• **Work instructions**
Below are some records; give them all again exactly, but not the pictures.

• **Given entries**

## start

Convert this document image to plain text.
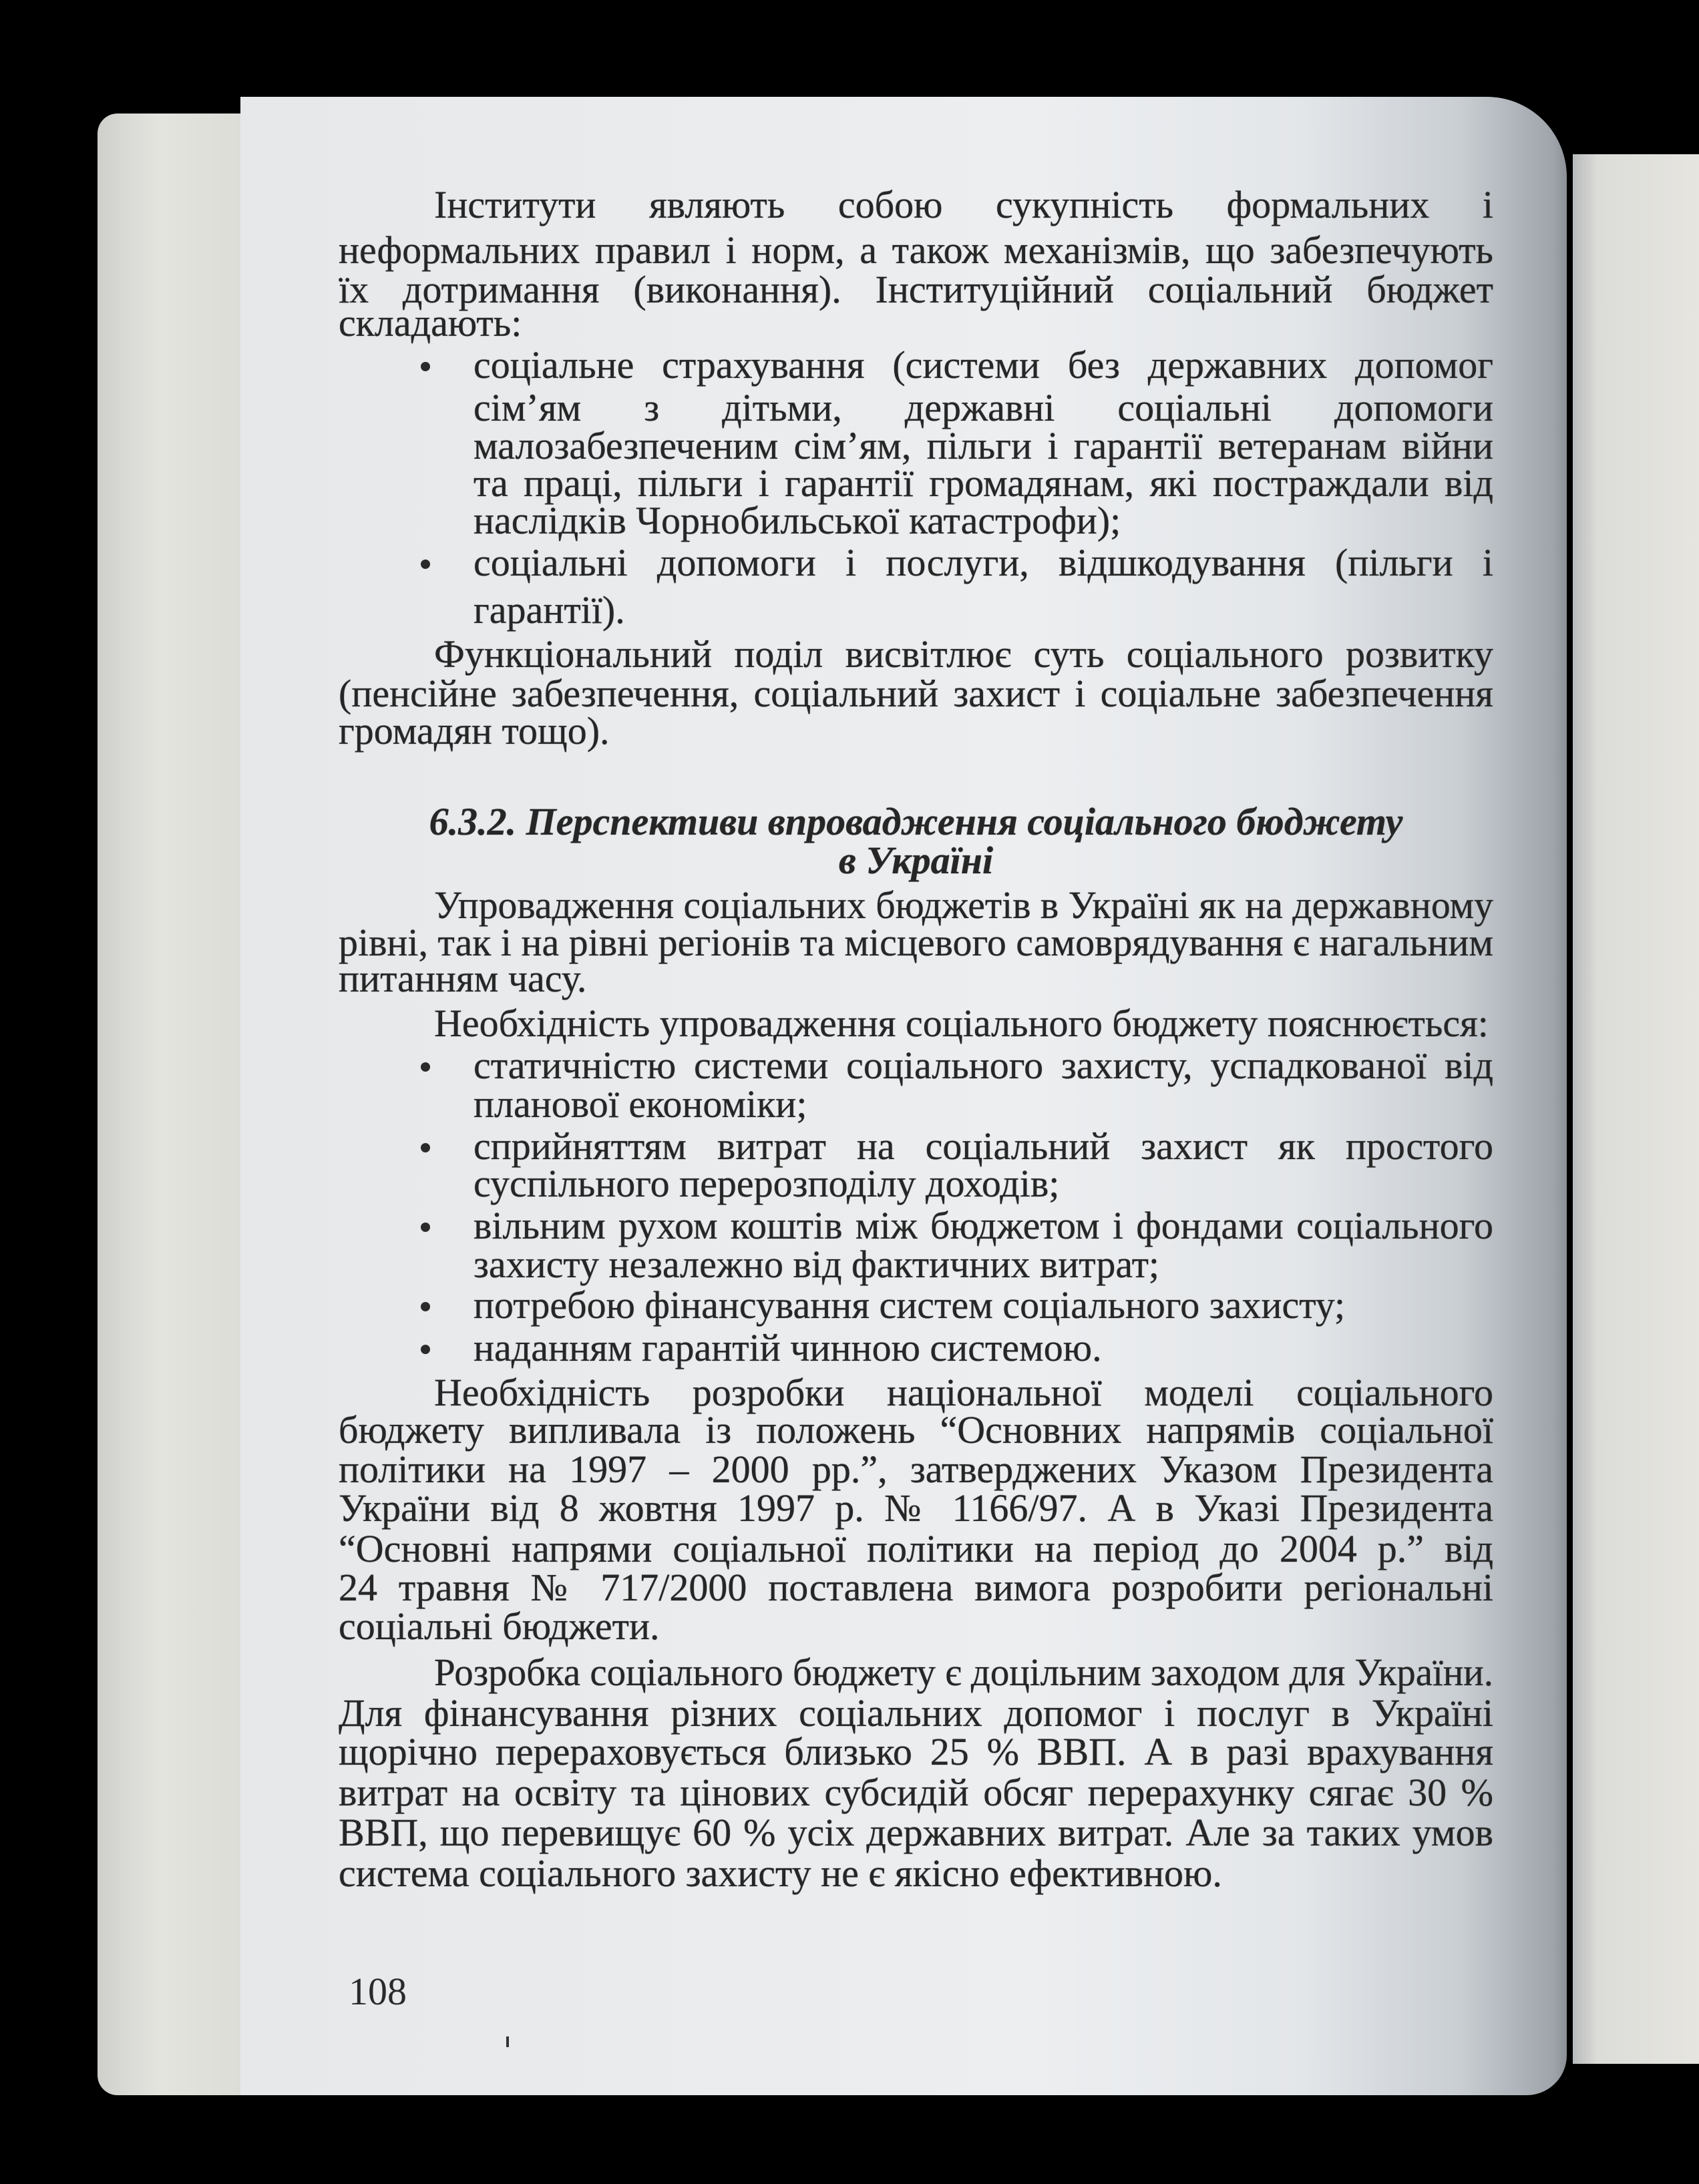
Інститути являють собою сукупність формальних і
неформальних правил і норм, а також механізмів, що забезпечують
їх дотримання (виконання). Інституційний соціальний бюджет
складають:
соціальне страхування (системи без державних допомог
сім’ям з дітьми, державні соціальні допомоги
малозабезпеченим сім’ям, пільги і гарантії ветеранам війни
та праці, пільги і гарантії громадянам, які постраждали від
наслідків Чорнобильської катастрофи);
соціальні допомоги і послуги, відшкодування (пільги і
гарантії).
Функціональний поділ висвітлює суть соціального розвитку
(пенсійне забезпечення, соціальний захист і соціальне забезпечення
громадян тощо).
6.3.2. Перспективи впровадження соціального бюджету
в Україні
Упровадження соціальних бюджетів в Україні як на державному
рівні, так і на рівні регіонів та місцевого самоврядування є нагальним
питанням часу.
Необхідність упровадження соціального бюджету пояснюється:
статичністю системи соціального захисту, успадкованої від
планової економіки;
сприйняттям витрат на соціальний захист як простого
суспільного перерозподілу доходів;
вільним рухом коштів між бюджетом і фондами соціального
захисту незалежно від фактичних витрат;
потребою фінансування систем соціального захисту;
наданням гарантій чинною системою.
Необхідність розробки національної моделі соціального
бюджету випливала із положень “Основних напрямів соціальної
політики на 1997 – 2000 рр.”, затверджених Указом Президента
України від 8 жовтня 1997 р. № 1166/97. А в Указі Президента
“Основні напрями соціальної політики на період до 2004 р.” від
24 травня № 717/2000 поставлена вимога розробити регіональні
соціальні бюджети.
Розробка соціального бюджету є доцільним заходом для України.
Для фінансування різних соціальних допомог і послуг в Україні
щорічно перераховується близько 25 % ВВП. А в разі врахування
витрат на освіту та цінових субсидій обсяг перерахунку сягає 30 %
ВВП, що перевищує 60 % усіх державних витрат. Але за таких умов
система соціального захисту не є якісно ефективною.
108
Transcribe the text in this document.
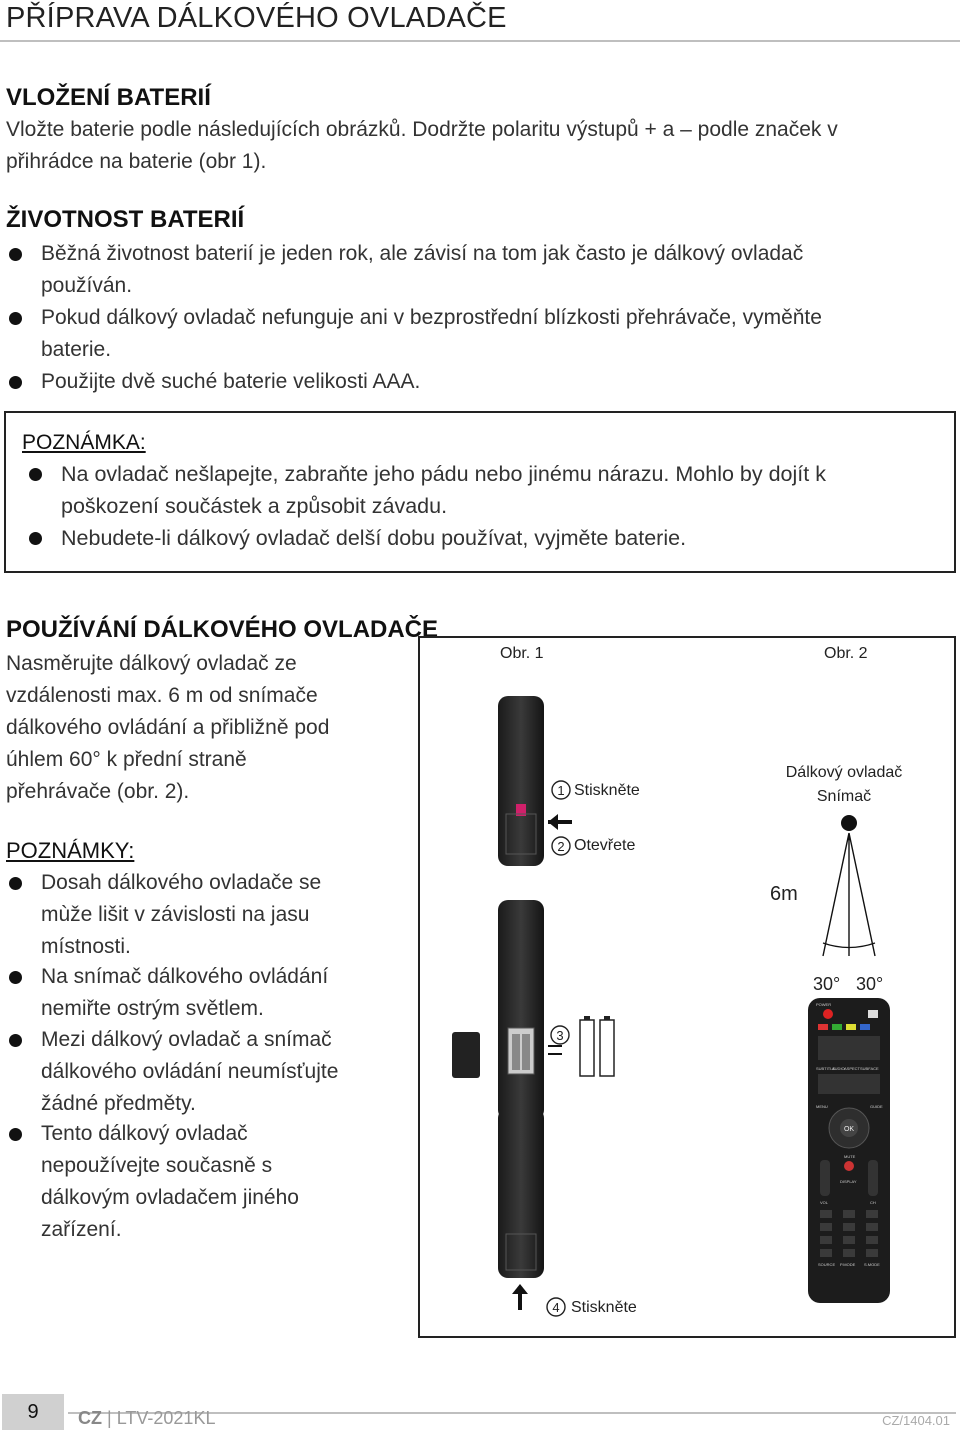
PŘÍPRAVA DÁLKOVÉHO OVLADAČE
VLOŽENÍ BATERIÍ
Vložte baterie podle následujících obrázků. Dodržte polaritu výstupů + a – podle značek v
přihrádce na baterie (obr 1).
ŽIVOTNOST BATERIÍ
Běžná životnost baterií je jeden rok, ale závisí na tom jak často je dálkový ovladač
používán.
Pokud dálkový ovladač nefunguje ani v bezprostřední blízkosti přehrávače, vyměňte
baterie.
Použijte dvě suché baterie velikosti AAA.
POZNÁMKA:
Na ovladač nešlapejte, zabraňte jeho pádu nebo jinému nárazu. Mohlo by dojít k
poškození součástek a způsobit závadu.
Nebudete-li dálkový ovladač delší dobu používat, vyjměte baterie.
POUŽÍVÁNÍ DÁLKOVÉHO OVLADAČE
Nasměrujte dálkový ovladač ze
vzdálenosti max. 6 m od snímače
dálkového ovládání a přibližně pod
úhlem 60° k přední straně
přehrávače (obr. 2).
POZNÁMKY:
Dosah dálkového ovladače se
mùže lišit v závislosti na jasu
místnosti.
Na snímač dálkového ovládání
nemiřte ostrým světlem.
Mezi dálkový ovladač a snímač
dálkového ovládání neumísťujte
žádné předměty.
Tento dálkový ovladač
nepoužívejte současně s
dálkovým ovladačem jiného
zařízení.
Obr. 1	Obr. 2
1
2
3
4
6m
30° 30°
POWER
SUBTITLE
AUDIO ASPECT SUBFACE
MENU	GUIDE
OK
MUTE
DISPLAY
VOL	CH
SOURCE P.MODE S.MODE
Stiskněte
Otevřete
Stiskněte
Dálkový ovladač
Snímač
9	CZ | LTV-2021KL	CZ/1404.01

## end

• **Response below**
Convert this document image to plain text.
Інститути являють собою сукупність формальних і
неформальних правил і норм, а також механізмів, що забезпечують
їх дотримання (виконання). Інституційний соціальний бюджет
складають:
соціальне страхування (системи без державних допомог
сім’ям з дітьми, державні соціальні допомоги
малозабезпеченим сім’ям, пільги і гарантії ветеранам війни
та праці, пільги і гарантії громадянам, які постраждали від
наслідків Чорнобильської катастрофи);
соціальні допомоги і послуги, відшкодування (пільги і
гарантії).
Функціональний поділ висвітлює суть соціального розвитку
(пенсійне забезпечення, соціальний захист і соціальне забезпечення
громадян тощо).
6.3.2. Перспективи впровадження соціального бюджету
в Україні
Упровадження соціальних бюджетів в Україні як на державному
рівні, так і на рівні регіонів та місцевого самоврядування є нагальним
питанням часу.
Необхідність упровадження соціального бюджету пояснюється:
статичністю системи соціального захисту, успадкованої від
планової економіки;
сприйняттям витрат на соціальний захист як простого
суспільного перерозподілу доходів;
вільним рухом коштів між бюджетом і фондами соціального
захисту незалежно від фактичних витрат;
потребою фінансування систем соціального захисту;
наданням гарантій чинною системою.
Необхідність розробки національної моделі соціального
бюджету випливала із положень “Основних напрямів соціальної
політики на 1997 – 2000 рр.”, затверджених Указом Президента
України від 8 жовтня 1997 р. № 1166/97. А в Указі Президента
“Основні напрями соціальної політики на період до 2004 р.” від
24 травня № 717/2000 поставлена вимога розробити регіональні
соціальні бюджети.
Розробка соціального бюджету є доцільним заходом для України.
Для фінансування різних соціальних допомог і послуг в Україні
щорічно перераховується близько 25 % ВВП. А в разі врахування
витрат на освіту та цінових субсидій обсяг перерахунку сягає 30 %
ВВП, що перевищує 60 % усіх державних витрат. Але за таких умов
система соціального захисту не є якісно ефективною.
108
Transcribe the text in this document.
PŘÍPRAVA DÁLKOVÉHO OVLADAČE
VLOŽENÍ BATERIÍ
Vložte baterie podle následujících obrázků. Dodržte polaritu výstupů + a – podle značek v
přihrádce na baterie (obr 1).
ŽIVOTNOST BATERIÍ
Běžná životnost baterií je jeden rok, ale závisí na tom jak často je dálkový ovladač
používán.
Pokud dálkový ovladač nefunguje ani v bezprostřední blízkosti přehrávače, vyměňte
baterie.
Použijte dvě suché baterie velikosti AAA.
POZNÁMKA:
Na ovladač nešlapejte, zabraňte jeho pádu nebo jinému nárazu. Mohlo by dojít k
poškození součástek a způsobit závadu.
Nebudete-li dálkový ovladač delší dobu používat, vyjměte baterie.
POUŽÍVÁNÍ DÁLKOVÉHO OVLADAČE
Nasměrujte dálkový ovladač ze
vzdálenosti max. 6 m od snímače
dálkového ovládání a přibližně pod
úhlem 60° k přední straně
přehrávače (obr. 2).
POZNÁMKY:
Dosah dálkového ovladače se
mùže lišit v závislosti na jasu
místnosti.
Na snímač dálkového ovládání
nemiřte ostrým světlem.
Mezi dálkový ovladač a snímač
dálkového ovládání neumísťujte
žádné předměty.
Tento dálkový ovladač
nepoužívejte současně s
dálkovým ovladačem jiného
zařízení.
Obr. 1	Obr. 2
1
2
3
4
6m
30° 30°
POWER
SUBTITLE
AUDIO ASPECT SUBFACE
MENU	GUIDE
OK
MUTE
DISPLAY
VOL	CH
SOURCE P.MODE S.MODE
Stiskněte
Otevřete
Stiskněte
Dálkový ovladač
Snímač
9	CZ | LTV-2021KL	CZ/1404.01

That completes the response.